Copy out the whole listing exactly as written, leaving the pictures behind.

--------------------------------

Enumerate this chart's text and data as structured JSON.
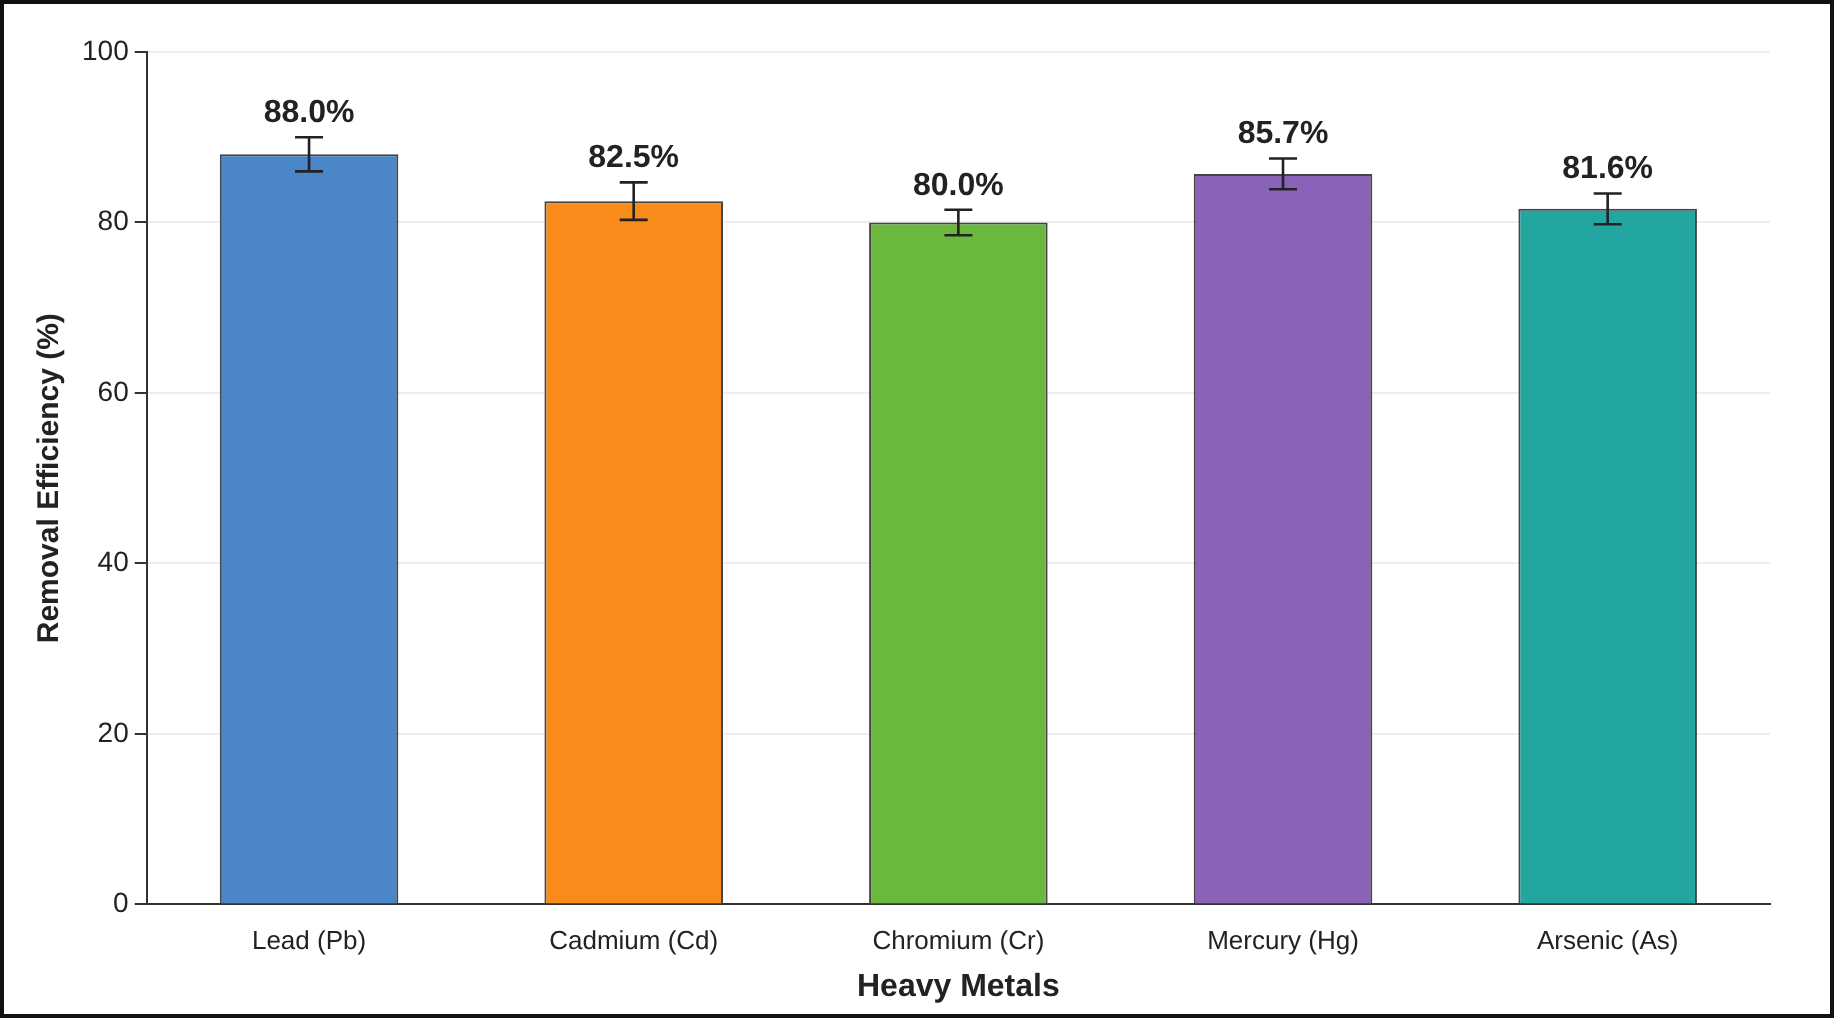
{
  "chart_data": {
    "type": "bar",
    "xlabel": "Heavy Metals",
    "ylabel": "Removal Efficiency (%)",
    "categories": [
      "Lead (Pb)",
      "Cadmium (Cd)",
      "Chromium (Cr)",
      "Mercury (Hg)",
      "Arsenic (As)"
    ],
    "values": [
      88.0,
      82.5,
      80.0,
      85.7,
      81.6
    ],
    "errors": [
      2.0,
      2.2,
      1.5,
      1.8,
      1.8
    ],
    "value_labels": [
      "88.0%",
      "82.5%",
      "80.0%",
      "85.7%",
      "81.6%"
    ],
    "colors": [
      "#4a86c8",
      "#f98b1a",
      "#6bb83e",
      "#8a63b8",
      "#24a6a0"
    ],
    "ylim": [
      0,
      100
    ],
    "yticks": [
      0,
      20,
      40,
      60,
      80,
      100
    ],
    "grid": "y",
    "legend": false
  }
}
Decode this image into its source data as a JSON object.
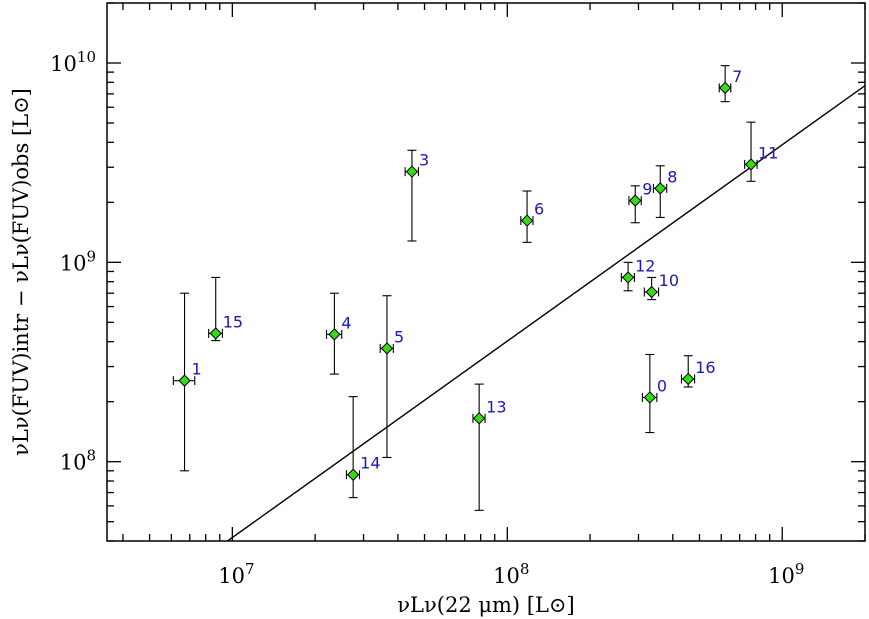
{
  "chart_data": {
    "type": "scatter",
    "xlabel": "νLν(22 μm) [L⊙]",
    "ylabel": "νLν(FUV)intr − νLν(FUV)obs [L⊙]",
    "xscale": "log",
    "yscale": "log",
    "xlim": [
      3500000,
      2000000000
    ],
    "ylim": [
      40000000,
      20000000000
    ],
    "x_ticks": [
      {
        "value": 10000000,
        "label": "10^7"
      },
      {
        "value": 100000000,
        "label": "10^8"
      },
      {
        "value": 1000000000,
        "label": "10^9"
      }
    ],
    "y_ticks": [
      {
        "value": 100000000,
        "label": "10^8"
      },
      {
        "value": 1000000000,
        "label": "10^9"
      },
      {
        "value": 10000000000,
        "label": "10^10"
      }
    ],
    "marker_color": "#33dd11",
    "errorbar_color": "#000000",
    "label_color": "#1a1ab4",
    "fit_line": {
      "x": [
        9600000,
        2000000000
      ],
      "y": [
        40000000,
        7700000000
      ]
    },
    "points": [
      {
        "label": "0",
        "x": 330000000,
        "y": 210000000,
        "xerr": [
          20000000,
          20000000
        ],
        "yerr_low": 140000000,
        "yerr_high": 345000000
      },
      {
        "label": "1",
        "x": 6700000,
        "y": 255000000,
        "xerr": [
          600000,
          600000
        ],
        "yerr_low": 90000000,
        "yerr_high": 700000000
      },
      {
        "label": "3",
        "x": 45000000,
        "y": 2850000000,
        "xerr": [
          2500000,
          2500000
        ],
        "yerr_low": 1280000000,
        "yerr_high": 3650000000
      },
      {
        "label": "4",
        "x": 23500000,
        "y": 435000000,
        "xerr": [
          1500000,
          1500000
        ],
        "yerr_low": 275000000,
        "yerr_high": 700000000
      },
      {
        "label": "5",
        "x": 36500000,
        "y": 370000000,
        "xerr": [
          2000000,
          2000000
        ],
        "yerr_low": 105000000,
        "yerr_high": 680000000
      },
      {
        "label": "6",
        "x": 118000000,
        "y": 1620000000,
        "xerr": [
          6000000,
          6000000
        ],
        "yerr_low": 1260000000,
        "yerr_high": 2280000000
      },
      {
        "label": "7",
        "x": 620000000,
        "y": 7500000000,
        "xerr": [
          30000000,
          30000000
        ],
        "yerr_low": 6400000000,
        "yerr_high": 9700000000
      },
      {
        "label": "8",
        "x": 360000000,
        "y": 2350000000,
        "xerr": [
          20000000,
          20000000
        ],
        "yerr_low": 1680000000,
        "yerr_high": 3050000000
      },
      {
        "label": "9",
        "x": 292000000,
        "y": 2040000000,
        "xerr": [
          15000000,
          15000000
        ],
        "yerr_low": 1580000000,
        "yerr_high": 2420000000
      },
      {
        "label": "10",
        "x": 335000000,
        "y": 710000000,
        "xerr": [
          20000000,
          20000000
        ],
        "yerr_low": 650000000,
        "yerr_high": 840000000
      },
      {
        "label": "11",
        "x": 770000000,
        "y": 3100000000,
        "xerr": [
          40000000,
          40000000
        ],
        "yerr_low": 2550000000,
        "yerr_high": 5050000000
      },
      {
        "label": "12",
        "x": 275000000,
        "y": 840000000,
        "xerr": [
          15000000,
          15000000
        ],
        "yerr_low": 720000000,
        "yerr_high": 1000000000
      },
      {
        "label": "13",
        "x": 79000000,
        "y": 165000000,
        "xerr": [
          4000000,
          4000000
        ],
        "yerr_low": 57000000,
        "yerr_high": 245000000
      },
      {
        "label": "14",
        "x": 27500000,
        "y": 86000000,
        "xerr": [
          1500000,
          1500000
        ],
        "yerr_low": 66000000,
        "yerr_high": 212000000
      },
      {
        "label": "15",
        "x": 8700000,
        "y": 440000000,
        "xerr": [
          500000,
          500000
        ],
        "yerr_low": 405000000,
        "yerr_high": 840000000
      },
      {
        "label": "16",
        "x": 455000000,
        "y": 260000000,
        "xerr": [
          25000000,
          25000000
        ],
        "yerr_low": 237000000,
        "yerr_high": 340000000
      }
    ]
  }
}
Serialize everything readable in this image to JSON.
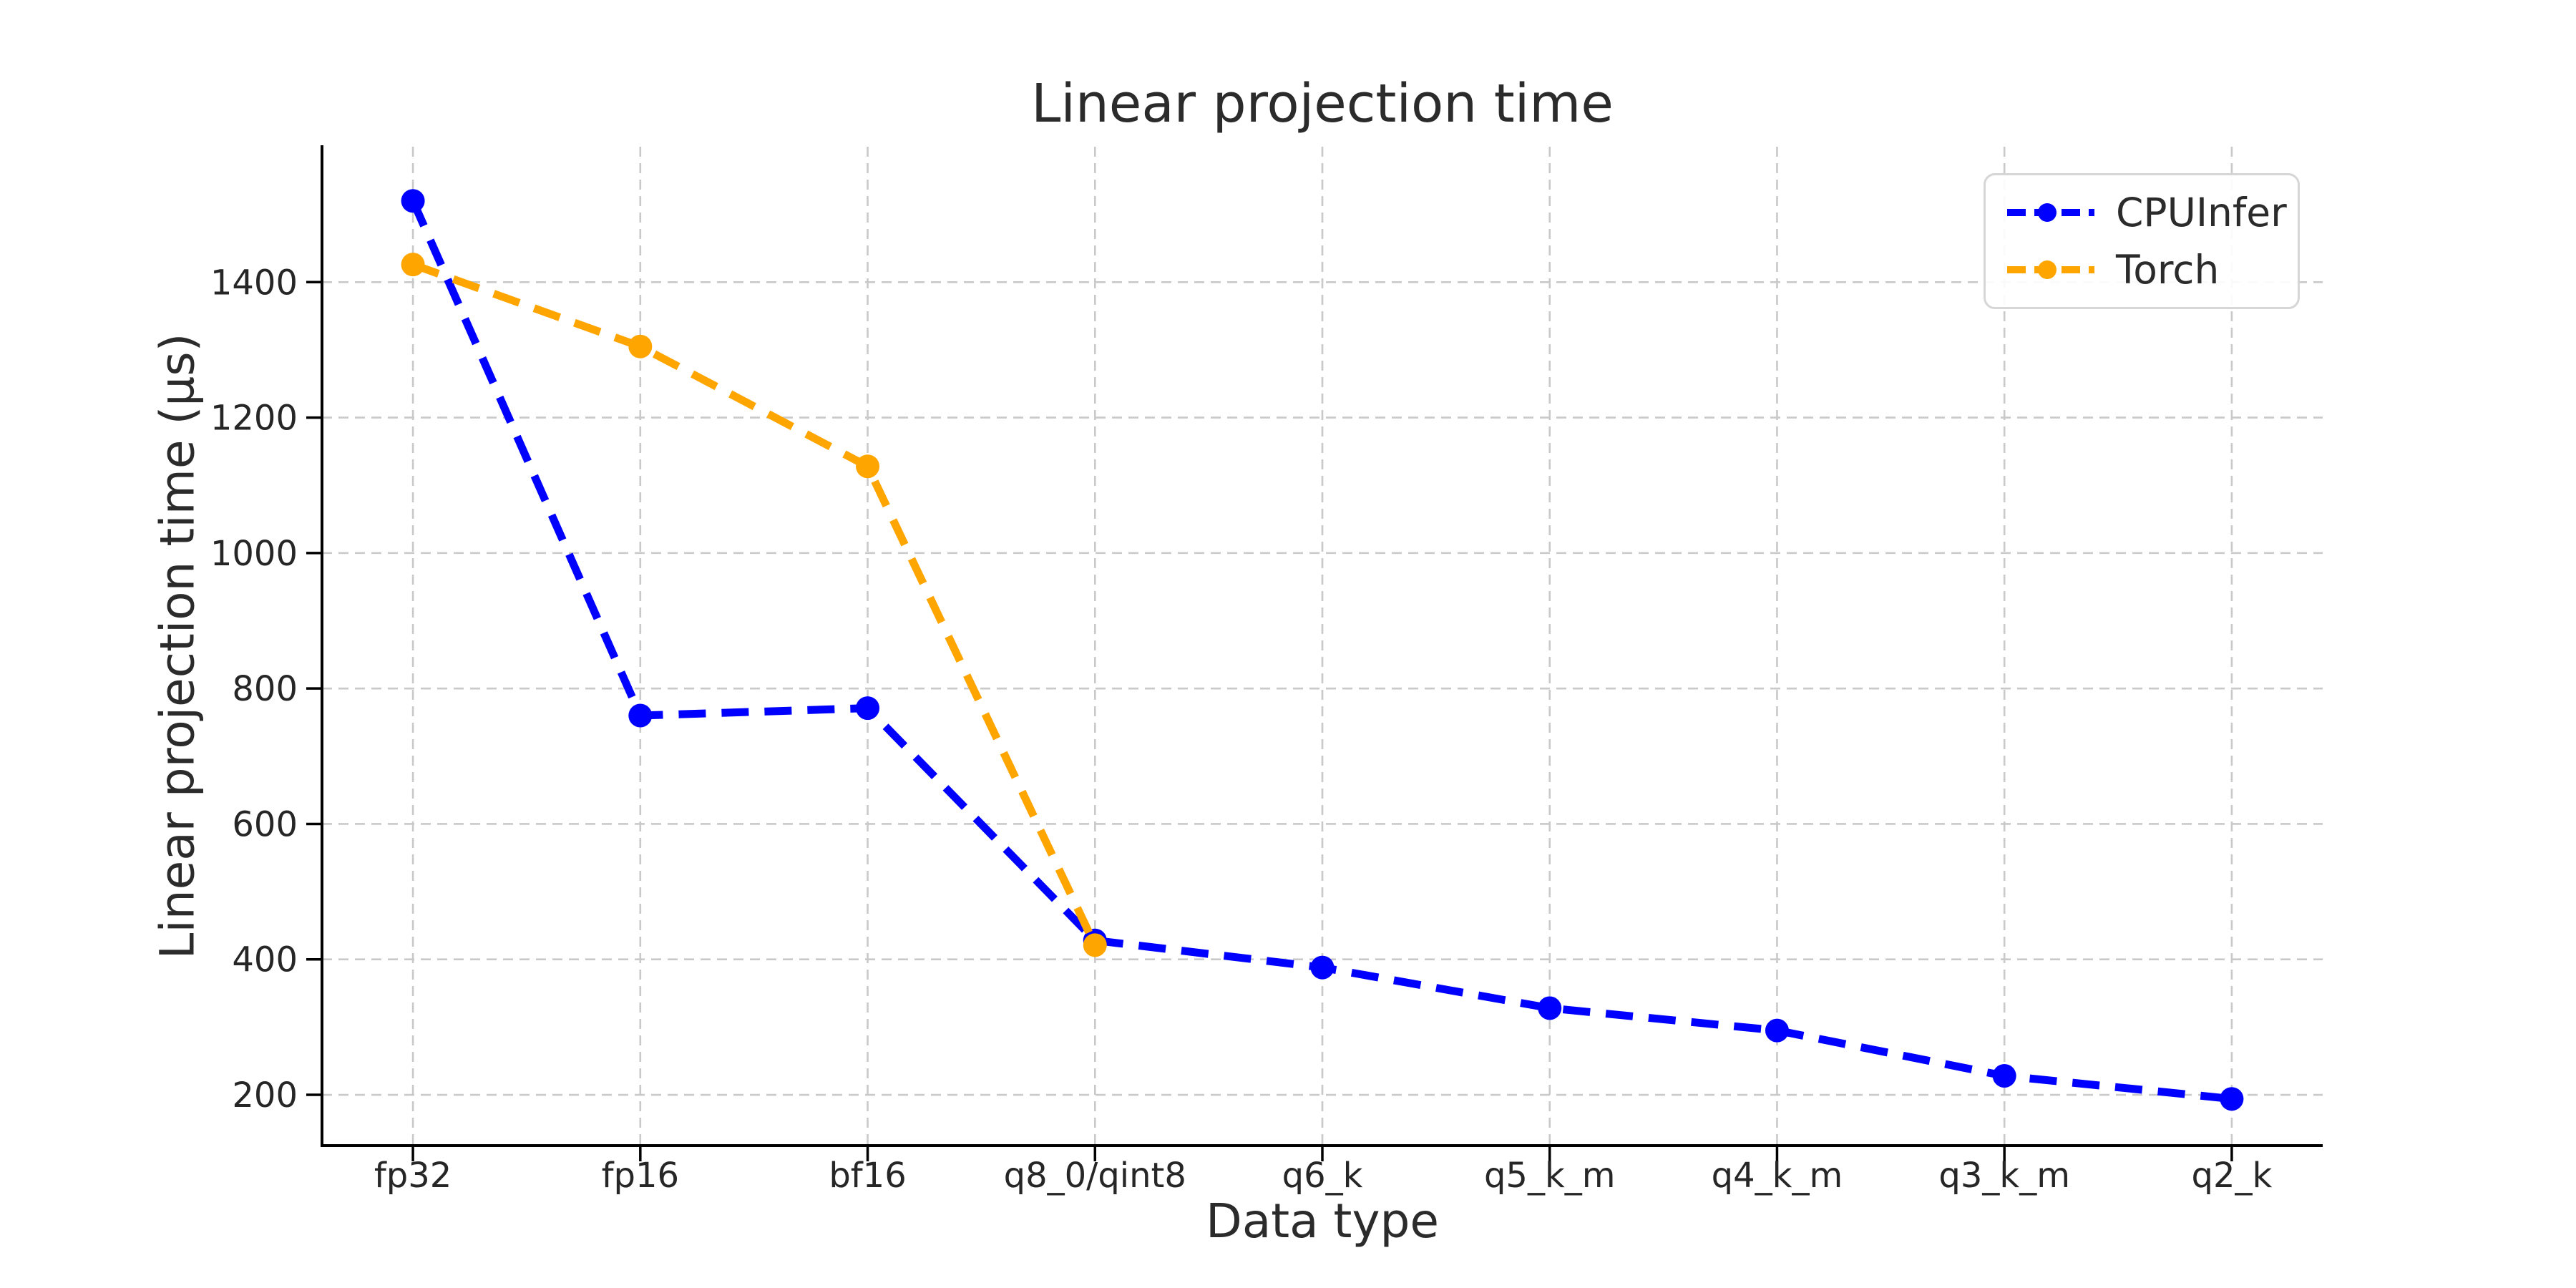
{
  "figure": {
    "title": "Linear projection time",
    "x_axis_label": "Data type",
    "y_axis_label": "Linear projection time (µs)"
  },
  "chart_data": {
    "type": "line",
    "title": "Linear projection time",
    "xlabel": "Data type",
    "ylabel": "Linear projection time (µs)",
    "categories": [
      "fp32",
      "fp16",
      "bf16",
      "q8_0/qint8",
      "q6_k",
      "q5_k_m",
      "q4_k_m",
      "q3_k_m",
      "q2_k"
    ],
    "series": [
      {
        "name": "CPUInfer",
        "color": "#0000ff",
        "linestyle": "dashed",
        "marker": "circle",
        "values": [
          1520,
          760,
          771,
          428,
          388,
          328,
          295,
          228,
          194
        ]
      },
      {
        "name": "Torch",
        "color": "#ffa500",
        "linestyle": "dashed",
        "marker": "circle",
        "values": [
          1426,
          1305,
          1128,
          421,
          null,
          null,
          null,
          null,
          null
        ]
      }
    ],
    "yticks": [
      200,
      400,
      600,
      800,
      1000,
      1200,
      1400
    ],
    "ylim": [
      125,
      1600
    ],
    "grid": true,
    "grid_style": "dashed",
    "legend_position": "upper right"
  },
  "colors": {
    "grid": "#c9c9c9",
    "axis": "#000000",
    "text": "#2b2b2b",
    "background": "#ffffff"
  }
}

--------------------------------

> **Output below**
Enumerate this chart's text and data as structured JSON.
{
  "chart_data": {
    "type": "bar",
    "xlabel": "Heavy Metals",
    "ylabel": "Removal Efficiency (%)",
    "categories": [
      "Lead (Pb)",
      "Cadmium (Cd)",
      "Chromium (Cr)",
      "Mercury (Hg)",
      "Arsenic (As)"
    ],
    "values": [
      88.0,
      82.5,
      80.0,
      85.7,
      81.6
    ],
    "errors": [
      2.0,
      2.2,
      1.5,
      1.8,
      1.8
    ],
    "value_labels": [
      "88.0%",
      "82.5%",
      "80.0%",
      "85.7%",
      "81.6%"
    ],
    "colors": [
      "#4a86c8",
      "#f98b1a",
      "#6bb83e",
      "#8a63b8",
      "#24a6a0"
    ],
    "ylim": [
      0,
      100
    ],
    "yticks": [
      0,
      20,
      40,
      60,
      80,
      100
    ],
    "grid": "y",
    "legend": false
  }
}
Decode this image into its source data as a JSON object.
{
  "chart_data": {
    "type": "scatter",
    "xlabel": "νLν(22 μm) [L⊙]",
    "ylabel": "νLν(FUV)intr − νLν(FUV)obs [L⊙]",
    "xscale": "log",
    "yscale": "log",
    "xlim": [
      3500000,
      2000000000
    ],
    "ylim": [
      40000000,
      20000000000
    ],
    "x_ticks": [
      {
        "value": 10000000,
        "label": "10^7"
      },
      {
        "value": 100000000,
        "label": "10^8"
      },
      {
        "value": 1000000000,
        "label": "10^9"
      }
    ],
    "y_ticks": [
      {
        "value": 100000000,
        "label": "10^8"
      },
      {
        "value": 1000000000,
        "label": "10^9"
      },
      {
        "value": 10000000000,
        "label": "10^10"
      }
    ],
    "marker_color": "#33dd11",
    "errorbar_color": "#000000",
    "label_color": "#1a1ab4",
    "fit_line": {
      "x": [
        9600000,
        2000000000
      ],
      "y": [
        40000000,
        7700000000
      ]
    },
    "points": [
      {
        "label": "0",
        "x": 330000000,
        "y": 210000000,
        "xerr": [
          20000000,
          20000000
        ],
        "yerr_low": 140000000,
        "yerr_high": 345000000
      },
      {
        "label": "1",
        "x": 6700000,
        "y": 255000000,
        "xerr": [
          600000,
          600000
        ],
        "yerr_low": 90000000,
        "yerr_high": 700000000
      },
      {
        "label": "3",
        "x": 45000000,
        "y": 2850000000,
        "xerr": [
          2500000,
          2500000
        ],
        "yerr_low": 1280000000,
        "yerr_high": 3650000000
      },
      {
        "label": "4",
        "x": 23500000,
        "y": 435000000,
        "xerr": [
          1500000,
          1500000
        ],
        "yerr_low": 275000000,
        "yerr_high": 700000000
      },
      {
        "label": "5",
        "x": 36500000,
        "y": 370000000,
        "xerr": [
          2000000,
          2000000
        ],
        "yerr_low": 105000000,
        "yerr_high": 680000000
      },
      {
        "label": "6",
        "x": 118000000,
        "y": 1620000000,
        "xerr": [
          6000000,
          6000000
        ],
        "yerr_low": 1260000000,
        "yerr_high": 2280000000
      },
      {
        "label": "7",
        "x": 620000000,
        "y": 7500000000,
        "xerr": [
          30000000,
          30000000
        ],
        "yerr_low": 6400000000,
        "yerr_high": 9700000000
      },
      {
        "label": "8",
        "x": 360000000,
        "y": 2350000000,
        "xerr": [
          20000000,
          20000000
        ],
        "yerr_low": 1680000000,
        "yerr_high": 3050000000
      },
      {
        "label": "9",
        "x": 292000000,
        "y": 2040000000,
        "xerr": [
          15000000,
          15000000
        ],
        "yerr_low": 1580000000,
        "yerr_high": 2420000000
      },
      {
        "label": "10",
        "x": 335000000,
        "y": 710000000,
        "xerr": [
          20000000,
          20000000
        ],
        "yerr_low": 650000000,
        "yerr_high": 840000000
      },
      {
        "label": "11",
        "x": 770000000,
        "y": 3100000000,
        "xerr": [
          40000000,
          40000000
        ],
        "yerr_low": 2550000000,
        "yerr_high": 5050000000
      },
      {
        "label": "12",
        "x": 275000000,
        "y": 840000000,
        "xerr": [
          15000000,
          15000000
        ],
        "yerr_low": 720000000,
        "yerr_high": 1000000000
      },
      {
        "label": "13",
        "x": 79000000,
        "y": 165000000,
        "xerr": [
          4000000,
          4000000
        ],
        "yerr_low": 57000000,
        "yerr_high": 245000000
      },
      {
        "label": "14",
        "x": 27500000,
        "y": 86000000,
        "xerr": [
          1500000,
          1500000
        ],
        "yerr_low": 66000000,
        "yerr_high": 212000000
      },
      {
        "label": "15",
        "x": 8700000,
        "y": 440000000,
        "xerr": [
          500000,
          500000
        ],
        "yerr_low": 405000000,
        "yerr_high": 840000000
      },
      {
        "label": "16",
        "x": 455000000,
        "y": 260000000,
        "xerr": [
          25000000,
          25000000
        ],
        "yerr_low": 237000000,
        "yerr_high": 340000000
      }
    ]
  }
}
Serialize everything readable in this image to JSON.
{
  "figure": {
    "title": "Linear projection time",
    "x_axis_label": "Data type",
    "y_axis_label": "Linear projection time (µs)"
  },
  "chart_data": {
    "type": "line",
    "title": "Linear projection time",
    "xlabel": "Data type",
    "ylabel": "Linear projection time (µs)",
    "categories": [
      "fp32",
      "fp16",
      "bf16",
      "q8_0/qint8",
      "q6_k",
      "q5_k_m",
      "q4_k_m",
      "q3_k_m",
      "q2_k"
    ],
    "series": [
      {
        "name": "CPUInfer",
        "color": "#0000ff",
        "linestyle": "dashed",
        "marker": "circle",
        "values": [
          1520,
          760,
          771,
          428,
          388,
          328,
          295,
          228,
          194
        ]
      },
      {
        "name": "Torch",
        "color": "#ffa500",
        "linestyle": "dashed",
        "marker": "circle",
        "values": [
          1426,
          1305,
          1128,
          421,
          null,
          null,
          null,
          null,
          null
        ]
      }
    ],
    "yticks": [
      200,
      400,
      600,
      800,
      1000,
      1200,
      1400
    ],
    "ylim": [
      125,
      1600
    ],
    "grid": true,
    "grid_style": "dashed",
    "legend_position": "upper right"
  },
  "colors": {
    "grid": "#c9c9c9",
    "axis": "#000000",
    "text": "#2b2b2b",
    "background": "#ffffff"
  }
}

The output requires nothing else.